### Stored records
↓

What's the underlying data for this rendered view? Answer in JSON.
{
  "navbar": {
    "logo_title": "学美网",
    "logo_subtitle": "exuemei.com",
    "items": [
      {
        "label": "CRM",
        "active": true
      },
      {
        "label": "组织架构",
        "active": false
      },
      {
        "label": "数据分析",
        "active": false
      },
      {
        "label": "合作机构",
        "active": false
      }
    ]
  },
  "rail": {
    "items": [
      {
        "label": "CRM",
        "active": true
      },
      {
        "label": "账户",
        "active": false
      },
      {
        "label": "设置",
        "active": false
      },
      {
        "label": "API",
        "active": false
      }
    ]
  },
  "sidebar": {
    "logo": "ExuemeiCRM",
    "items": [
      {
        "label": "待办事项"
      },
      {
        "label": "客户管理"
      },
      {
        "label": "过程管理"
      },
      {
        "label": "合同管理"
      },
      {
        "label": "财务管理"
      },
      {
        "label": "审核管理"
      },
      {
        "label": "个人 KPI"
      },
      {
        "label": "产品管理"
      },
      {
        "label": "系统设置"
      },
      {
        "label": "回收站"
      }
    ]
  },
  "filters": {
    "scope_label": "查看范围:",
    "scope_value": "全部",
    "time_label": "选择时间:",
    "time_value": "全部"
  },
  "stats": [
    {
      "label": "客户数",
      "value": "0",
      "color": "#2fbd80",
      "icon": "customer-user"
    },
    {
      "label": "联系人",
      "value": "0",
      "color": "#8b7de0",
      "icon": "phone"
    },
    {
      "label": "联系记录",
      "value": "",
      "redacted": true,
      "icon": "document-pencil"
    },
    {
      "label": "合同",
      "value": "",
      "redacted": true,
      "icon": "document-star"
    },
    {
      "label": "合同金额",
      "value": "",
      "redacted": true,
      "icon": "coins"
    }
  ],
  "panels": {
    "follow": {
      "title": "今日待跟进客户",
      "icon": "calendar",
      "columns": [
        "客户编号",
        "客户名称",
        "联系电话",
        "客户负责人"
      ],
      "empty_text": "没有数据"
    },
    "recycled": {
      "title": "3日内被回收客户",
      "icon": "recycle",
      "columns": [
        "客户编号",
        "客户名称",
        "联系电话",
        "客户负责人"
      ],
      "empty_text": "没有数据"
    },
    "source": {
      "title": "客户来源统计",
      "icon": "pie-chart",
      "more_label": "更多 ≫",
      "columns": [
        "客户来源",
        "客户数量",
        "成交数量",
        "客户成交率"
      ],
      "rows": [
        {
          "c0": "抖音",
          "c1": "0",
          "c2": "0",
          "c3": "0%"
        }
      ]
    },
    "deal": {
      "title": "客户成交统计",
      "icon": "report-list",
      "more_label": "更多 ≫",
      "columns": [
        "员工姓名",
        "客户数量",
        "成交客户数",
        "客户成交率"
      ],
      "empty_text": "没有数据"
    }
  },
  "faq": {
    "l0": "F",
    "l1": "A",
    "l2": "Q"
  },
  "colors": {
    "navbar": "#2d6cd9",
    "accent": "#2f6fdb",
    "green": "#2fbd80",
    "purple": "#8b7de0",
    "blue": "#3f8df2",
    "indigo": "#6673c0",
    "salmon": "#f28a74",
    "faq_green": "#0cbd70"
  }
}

↑

### EXERCISE DETAILS
State how many lines of the records above contain "document", with no words besides the number.

### RESPONSE TO THE EXERCISE
2